Set exercise | Each entry below must be repeated exactly, with pictures left out.

Exercise input |
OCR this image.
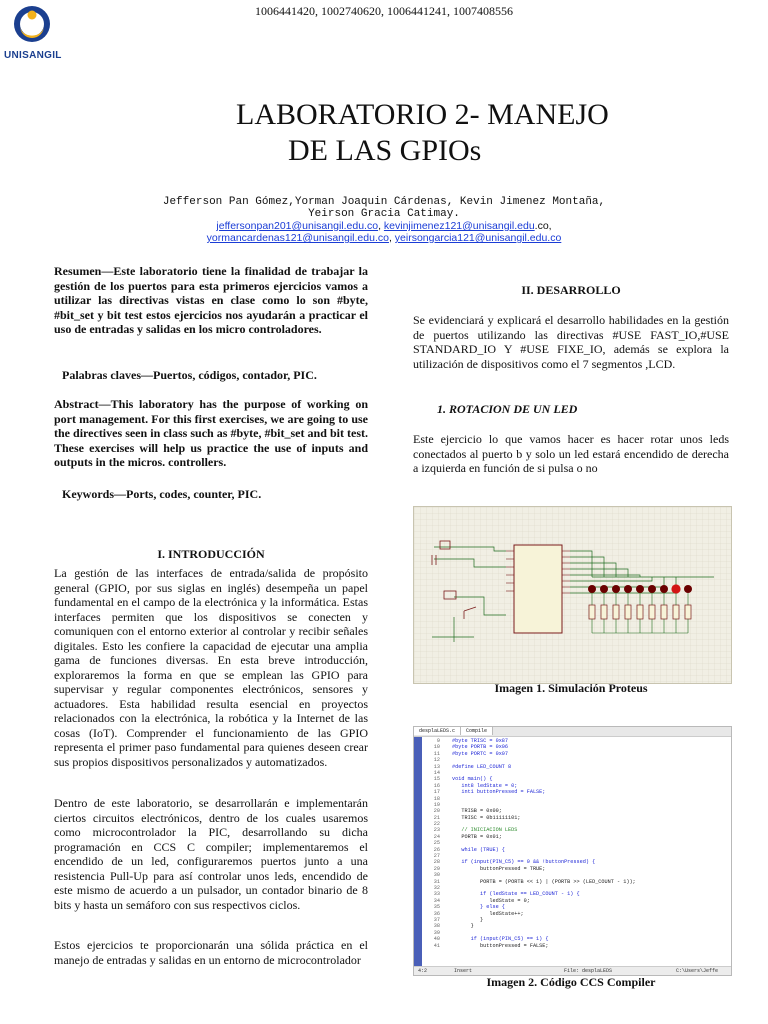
1006441420, 1002740620, 1006441241, 1007408556
UNISANGIL
LABORATORIO 2- MANEJO
DE LAS GPIOs
Jefferson Pan Gómez,Yorman Joaquin Cárdenas, Kevin Jimenez Montaña,
Yeirson Gracia Catimay.
jeffersonpan201@unisangil.edu.co, kevinjimenez121@unisangil.edu.co,
yormancardenas121@unisangil.edu.co, yeirsongarcia121@unisangil.edu.co
Resumen—Este laboratorio tiene la finalidad de trabajar la gestión de los puertos para esta primeros ejercicios vamos a utilizar las directivas vistas en clase como lo son #byte, #bit_set y bit test estos ejercicios nos ayudarán a practicar el uso de entradas y salidas en los micro controladores.
Palabras claves—Puertos, códigos, contador, PIC.
Abstract—This laboratory has the purpose of working on port management. For this first exercises, we are going to use the directives seen in class such as #byte, #bit_set and bit test. These exercises will help us practice the use of inputs and outputs in the micros. controllers.
Keywords—Ports, codes, counter, PIC.
I. INTRODUCCIÓN
La gestión de las interfaces de entrada/salida de propósito general (GPIO, por sus siglas en inglés) desempeña un papel fundamental en el campo de la electrónica y la informática. Estas interfaces permiten que los dispositivos se conecten y comuniquen con el entorno exterior al controlar y recibir señales digitales. Esto les confiere la capacidad de ejecutar una amplia gama de funciones diversas. En esta breve introducción, exploraremos la forma en que se emplean las GPIO para supervisar y regular componentes electrónicos, sensores y actuadores. Esta habilidad resulta esencial en proyectos relacionados con la electrónica, la robótica y la Internet de las cosas (IoT). Comprender el funcionamiento de las GPIO representa el primer paso fundamental para quienes deseen crear sus propios dispositivos personalizados y automatizados.
Dentro de este laboratorio, se desarrollarán e implementarán ciertos circuitos electrónicos, dentro de los cuales usaremos como microcontrolador la PIC, desarrollando su dicha programación en CCS C compiler; implementaremos el encendido de un led, configuraremos puertos junto a una resistencia Pull-Up para así controlar unos leds, encendido de este mismo de acuerdo a un pulsador, un contador binario de 8 bits y hasta un semáforo con sus respectivos ciclos.
Estos ejercicios te proporcionarán una sólida práctica en el manejo de entradas y salidas en un entorno de microcontrolador
II. DESARROLLO
Se evidenciará y explicará el desarrollo habilidades en la gestión de puertos utilizando las directivas #USE FAST_IO,#USE STANDARD_IO Y #USE FIXE_IO, además se explora la utilización de dispositivos como el 7 segmentos ,LCD.
1. ROTACION DE UN LED
Este ejercicio lo que vamos hacer es hacer rotar unos leds conectados al puerto b y solo un led estará encendido de derecha a izquierda en función de si pulsa o no
Imagen 1. Simulación Proteus
desplaLEDS.c Compile
9 #byte TRISC = 0x87
10 #byte PORTB = 0x06
11 #byte PORTC = 0x07
12
13 #define LED_COUNT 8
14
15 void main() {
16   int8 ledState = 0;
17   int1 buttonPressed = FALSE;
18
19
20   TRISB = 0x00;
21   TRISC = 0b11111101;
22
23   // INICIACION LEDS
24   PORTB = 0x01;
25
26   while (TRUE) {
27
28   if (input(PIN_C5) == 0 && !buttonPressed) {
29         buttonPressed = TRUE;
30
31         PORTB = (PORTB << 1) | (PORTB >> (LED_COUNT - 1));
32
33         if (ledState == LED_COUNT - 1) {
34            ledState = 0;
35         } else {
36            ledState++;
37         }
38      }
39
40      if (input(PIN_C5) == 1) {
41         buttonPressed = FALSE;
4:2	Insert	File: desplaLEDS	C:\Users\Jeffe
Imagen 2. Código CCS Compiler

Exercise output |
OCR this image.
1006441420, 1002740620, 1006441241, 1007408556
UNISANGIL
LABORATORIO 2- MANEJO
DE LAS GPIOs
Jefferson Pan Gómez,Yorman Joaquin Cárdenas, Kevin Jimenez Montaña,
Yeirson Gracia Catimay.
jeffersonpan201@unisangil.edu.co, kevinjimenez121@unisangil.edu.co,
yormancardenas121@unisangil.edu.co, yeirsongarcia121@unisangil.edu.co
Resumen—Este laboratorio tiene la finalidad de trabajar la gestión de los puertos para esta primeros ejercicios vamos a utilizar las directivas vistas en clase como lo son #byte, #bit_set y bit test estos ejercicios nos ayudarán a practicar el uso de entradas y salidas en los micro controladores.
Palabras claves—Puertos, códigos, contador, PIC.
Abstract—This laboratory has the purpose of working on port management. For this first exercises, we are going to use the directives seen in class such as #byte, #bit_set and bit test. These exercises will help us practice the use of inputs and outputs in the micros. controllers.
Keywords—Ports, codes, counter, PIC.
I. INTRODUCCIÓN
La gestión de las interfaces de entrada/salida de propósito general (GPIO, por sus siglas en inglés) desempeña un papel fundamental en el campo de la electrónica y la informática. Estas interfaces permiten que los dispositivos se conecten y comuniquen con el entorno exterior al controlar y recibir señales digitales. Esto les confiere la capacidad de ejecutar una amplia gama de funciones diversas. En esta breve introducción, exploraremos la forma en que se emplean las GPIO para supervisar y regular componentes electrónicos, sensores y actuadores. Esta habilidad resulta esencial en proyectos relacionados con la electrónica, la robótica y la Internet de las cosas (IoT). Comprender el funcionamiento de las GPIO representa el primer paso fundamental para quienes deseen crear sus propios dispositivos personalizados y automatizados.
Dentro de este laboratorio, se desarrollarán e implementarán ciertos circuitos electrónicos, dentro de los cuales usaremos como microcontrolador la PIC, desarrollando su dicha programación en CCS C compiler; implementaremos el encendido de un led, configuraremos puertos junto a una resistencia Pull-Up para así controlar unos leds, encendido de este mismo de acuerdo a un pulsador, un contador binario de 8 bits y hasta un semáforo con sus respectivos ciclos.
Estos ejercicios te proporcionarán una sólida práctica en el manejo de entradas y salidas en un entorno de microcontrolador
II. DESARROLLO
Se evidenciará y explicará el desarrollo habilidades en la gestión de puertos utilizando las directivas #USE FAST_IO,#USE STANDARD_IO Y #USE FIXE_IO, además se explora la utilización de dispositivos como el 7 segmentos ,LCD.
1. ROTACION DE UN LED
Este ejercicio lo que vamos hacer es hacer rotar unos leds conectados al puerto b y solo un led estará encendido de derecha a izquierda en función de si pulsa o no
Imagen 1. Simulación Proteus
desplaLEDS.c Compile
9 #byte TRISC = 0x87
10 #byte PORTB = 0x06
11 #byte PORTC = 0x07
12
13 #define LED_COUNT 8
14
15 void main() {
16   int8 ledState = 0;
17   int1 buttonPressed = FALSE;
18
19
20   TRISB = 0x00;
21   TRISC = 0b11111101;
22
23   // INICIACION LEDS
24   PORTB = 0x01;
25
26   while (TRUE) {
27
28   if (input(PIN_C5) == 0 && !buttonPressed) {
29         buttonPressed = TRUE;
30
31         PORTB = (PORTB << 1) | (PORTB >> (LED_COUNT - 1));
32
33         if (ledState == LED_COUNT - 1) {
34            ledState = 0;
35         } else {
36            ledState++;
37         }
38      }
39
40      if (input(PIN_C5) == 1) {
41         buttonPressed = FALSE;
4:2	Insert	File: desplaLEDS	C:\Users\Jeffe
Imagen 2. Código CCS Compiler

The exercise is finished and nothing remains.